> [WHAT IS REQUIRED]:
Print the data that follows exactly.

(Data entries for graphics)

+++++

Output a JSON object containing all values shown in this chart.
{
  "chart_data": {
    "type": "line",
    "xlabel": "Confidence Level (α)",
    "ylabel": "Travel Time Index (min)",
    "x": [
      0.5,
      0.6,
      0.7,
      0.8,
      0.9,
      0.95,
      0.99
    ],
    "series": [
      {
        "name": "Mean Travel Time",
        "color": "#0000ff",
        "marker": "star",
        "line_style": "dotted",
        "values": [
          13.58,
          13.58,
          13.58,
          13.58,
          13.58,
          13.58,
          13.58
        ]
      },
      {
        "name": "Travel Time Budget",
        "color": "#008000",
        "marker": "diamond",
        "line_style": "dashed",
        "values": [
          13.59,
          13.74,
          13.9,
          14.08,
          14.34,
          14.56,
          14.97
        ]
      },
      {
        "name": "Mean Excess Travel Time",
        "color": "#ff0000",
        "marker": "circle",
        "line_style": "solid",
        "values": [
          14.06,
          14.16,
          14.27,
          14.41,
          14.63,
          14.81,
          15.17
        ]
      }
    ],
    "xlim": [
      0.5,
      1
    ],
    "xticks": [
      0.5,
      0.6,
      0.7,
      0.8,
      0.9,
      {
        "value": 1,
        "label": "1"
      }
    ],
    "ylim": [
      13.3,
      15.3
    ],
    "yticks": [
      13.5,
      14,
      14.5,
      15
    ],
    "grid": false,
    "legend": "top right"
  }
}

+++++

> [OUTPUT FOR THIS TASK]:
Output a JSON object containing all values shown in this chart.
{
  "chart_data": {
    "type": "line",
    "xlabel": "Confidence Level (α)",
    "ylabel": "Travel Time Index (min)",
    "x": [
      0.5,
      0.6,
      0.7,
      0.8,
      0.9,
      0.95,
      0.99
    ],
    "series": [
      {
        "name": "Mean Travel Time",
        "color": "#0000ff",
        "marker": "star",
        "line_style": "dotted",
        "values": [
          13.58,
          13.58,
          13.58,
          13.58,
          13.58,
          13.58,
          13.58
        ]
      },
      {
        "name": "Travel Time Budget",
        "color": "#008000",
        "marker": "diamond",
        "line_style": "dashed",
        "values": [
          13.59,
          13.74,
          13.9,
          14.08,
          14.34,
          14.56,
          14.97
        ]
      },
      {
        "name": "Mean Excess Travel Time",
        "color": "#ff0000",
        "marker": "circle",
        "line_style": "solid",
        "values": [
          14.06,
          14.16,
          14.27,
          14.41,
          14.63,
          14.81,
          15.17
        ]
      }
    ],
    "xlim": [
      0.5,
      1
    ],
    "xticks": [
      0.5,
      0.6,
      0.7,
      0.8,
      0.9,
      {
        "value": 1,
        "label": "1"
      }
    ],
    "ylim": [
      13.3,
      15.3
    ],
    "yticks": [
      13.5,
      14,
      14.5,
      15
    ],
    "grid": false,
    "legend": "top right"
  }
}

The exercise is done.